- [What is asked]:
Compile every line that includes the word "eyeexpr".

- [Supplied records]:

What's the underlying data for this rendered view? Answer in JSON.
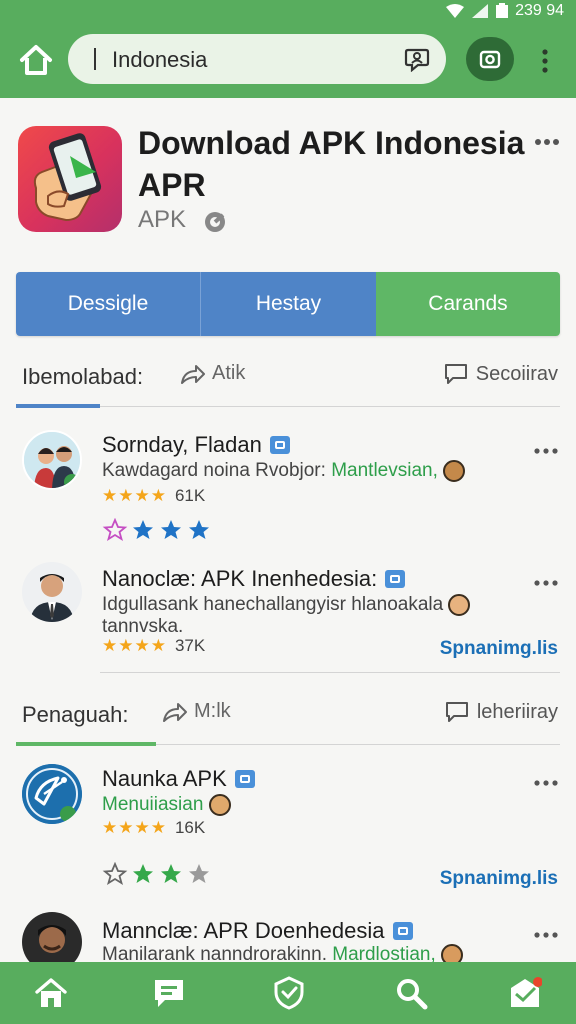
{
  "status_bar": {
    "time": "239 94"
  },
  "browser": {
    "url_text": "Indonesia"
  },
  "app": {
    "title": "Download APK Indonesia APR",
    "subtitle": "APK"
  },
  "tabs": [
    "Dessigle",
    "Hestay",
    "Carands"
  ],
  "sections": [
    {
      "title": "Ibemolabad:",
      "share_label": "Atik",
      "comment_label": "Secoiirav",
      "items": [
        {
          "name": "Sornday, Fladan",
          "desc_plain": "Kawdagard noina Rvobjor: ",
          "desc_highlight": "Mantlevsian,",
          "stars": "★★★★",
          "count": "61K"
        },
        {
          "name": "Nanoclæ: APK Inenhedesia:",
          "desc_plain": "Idgullasank hanechallangyisr hlanoakala",
          "desc_line2": "tannvska.",
          "stars": "★★★★",
          "count": "37K",
          "link": "Spnanimg.lis"
        }
      ]
    },
    {
      "title": "Penaguah:",
      "share_label": "M:lk",
      "comment_label": "leheriiray",
      "items": [
        {
          "name": "Naunka APK",
          "desc_highlight": "Menuiiasian",
          "stars": "★★★★",
          "count": "16K",
          "link": "Spnanimg.lis"
        },
        {
          "name": "Mannclæ: APR Doenhedesia",
          "desc_plain": "Manilarank nanndrorakinn. ",
          "desc_highlight": "Mardlostian,"
        }
      ]
    }
  ],
  "colors": {
    "brand_green": "#58ad5e",
    "tab_blue": "#4f84c7",
    "tab_green": "#5fb766",
    "link_blue": "#1b6fb6",
    "highlight_green": "#2e9e4a",
    "star_gold": "#f4a51a"
  },
  "icons": {
    "bottom_nav": [
      "home-icon",
      "chat-icon",
      "shield-icon",
      "search-icon",
      "inbox-icon"
    ]
  }
}
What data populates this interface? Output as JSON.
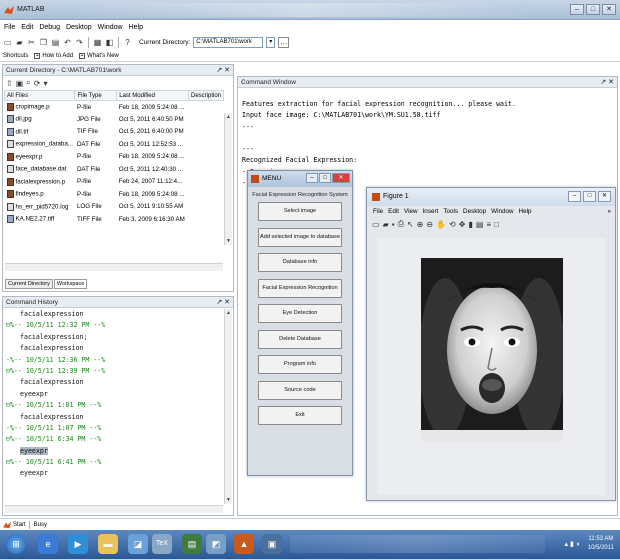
{
  "window": {
    "title": "MATLAB",
    "min": "–",
    "max": "□",
    "close": "✕"
  },
  "menubar": [
    "File",
    "Edit",
    "Debug",
    "Desktop",
    "Window",
    "Help"
  ],
  "toolbar": {
    "current_dir_label": "Current Directory:",
    "current_dir_value": "C:\\MATLAB701\\work",
    "dropdown": "▾",
    "browse": "…"
  },
  "shortcuts": {
    "label": "Shortcuts",
    "items": [
      "How to Add",
      "What's New"
    ]
  },
  "current_directory": {
    "header": "Current Directory - C:\\MATLAB701\\work",
    "columns": [
      "All Files",
      "File Type",
      "Last Modified",
      "Description"
    ],
    "files": [
      {
        "name": "cropimage.p",
        "type": "P-file",
        "modified": "Feb 18, 2009 5:24:08 ...",
        "icon": "p"
      },
      {
        "name": "dil.jpg",
        "type": "JPG File",
        "modified": "Oct 5, 2011 6:40:50 PM",
        "icon": "img"
      },
      {
        "name": "dil.tif",
        "type": "TIF File",
        "modified": "Oct 5, 2011 6:40:00 PM",
        "icon": "img"
      },
      {
        "name": "expression_databa...",
        "type": "DAT File",
        "modified": "Oct 5, 2011 12:52:53 ...",
        "icon": "dat"
      },
      {
        "name": "eyeexpr.p",
        "type": "P-file",
        "modified": "Feb 18, 2009 5:24:08 ...",
        "icon": "p"
      },
      {
        "name": "face_database.dat",
        "type": "DAT File",
        "modified": "Oct 5, 2011 12:40:30 ...",
        "icon": "dat"
      },
      {
        "name": "facialexpression.p",
        "type": "P-file",
        "modified": "Feb 24, 2007 11:12:4...",
        "icon": "p"
      },
      {
        "name": "findeyes.p",
        "type": "P-file",
        "modified": "Feb 18, 2009 5:24:08 ...",
        "icon": "p"
      },
      {
        "name": "hs_err_pid5720.log",
        "type": "LOG File",
        "modified": "Oct 5, 2011 9:10:55 AM",
        "icon": "dat"
      },
      {
        "name": "KA.NE2.27.tiff",
        "type": "TIFF File",
        "modified": "Feb 3, 2009 6:16:30 AM",
        "icon": "img"
      }
    ],
    "tabs": [
      "Current Directory",
      "Workspace"
    ]
  },
  "command_history": {
    "header": "Command History",
    "rows": [
      {
        "kind": "cmd",
        "text": "facialexpression"
      },
      {
        "kind": "session",
        "text": "⊟%-- 10/5/11 12:32 PM --%"
      },
      {
        "kind": "cmd",
        "text": "facialexpression;"
      },
      {
        "kind": "cmd",
        "text": "facialexpression"
      },
      {
        "kind": "session",
        "text": "-%-- 10/5/11 12:36 PM --%"
      },
      {
        "kind": "session",
        "text": "⊟%-- 10/5/11 12:39 PM --%"
      },
      {
        "kind": "cmd",
        "text": "facialexpression"
      },
      {
        "kind": "cmd",
        "text": "eyeexpr"
      },
      {
        "kind": "session",
        "text": "⊟%-- 10/5/11 1:01 PM --%"
      },
      {
        "kind": "cmd",
        "text": "facialexpression"
      },
      {
        "kind": "session",
        "text": "-%-- 10/5/11 1:07 PM --%"
      },
      {
        "kind": "session",
        "text": "⊟%-- 10/5/11 6:34 PM --%"
      },
      {
        "kind": "cmd",
        "text": "eyeexpr",
        "selected": true
      },
      {
        "kind": "session",
        "text": "⊟%-- 10/5/11 6:41 PM --%"
      },
      {
        "kind": "cmd",
        "text": "eyeexpr"
      }
    ]
  },
  "command_window": {
    "header": "Command Window",
    "lines": [
      "Features extraction for facial expression recognition... please wait.",
      "Input face image: C:\\MATLAB701\\work\\YM.SU1.58.tiff",
      "---",
      "",
      "---",
      "Recognized Facial Expression:",
      "- Surprise",
      "---"
    ]
  },
  "menu_window": {
    "title": "MENU",
    "heading": "Facial Expression Recognition System",
    "buttons": [
      "Select image",
      "Add selected image to database",
      "Database info",
      "Facial Expression Recognition",
      "Eye Detection",
      "Delete Database",
      "Program info",
      "Source code",
      "Exit"
    ]
  },
  "figure_window": {
    "title": "Figure 1",
    "menu": [
      "File",
      "Edit",
      "View",
      "Insert",
      "Tools",
      "Desktop",
      "Window",
      "Help"
    ],
    "menu_arrow": "»"
  },
  "statusbar": {
    "start": "Start",
    "status": "Busy"
  },
  "taskbar": {
    "clock_time": "11:53 AM",
    "clock_date": "10/5/2011"
  },
  "colors": {
    "taskbar": "#2b5795",
    "session_green": "#178a17",
    "matlab_orange": "#c24a10"
  }
}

- [Correct output]:
        "name": "eyeexpr.p",
        "text": "eyeexpr"
        "text": "eyeexpr",
        "text": "eyeexpr"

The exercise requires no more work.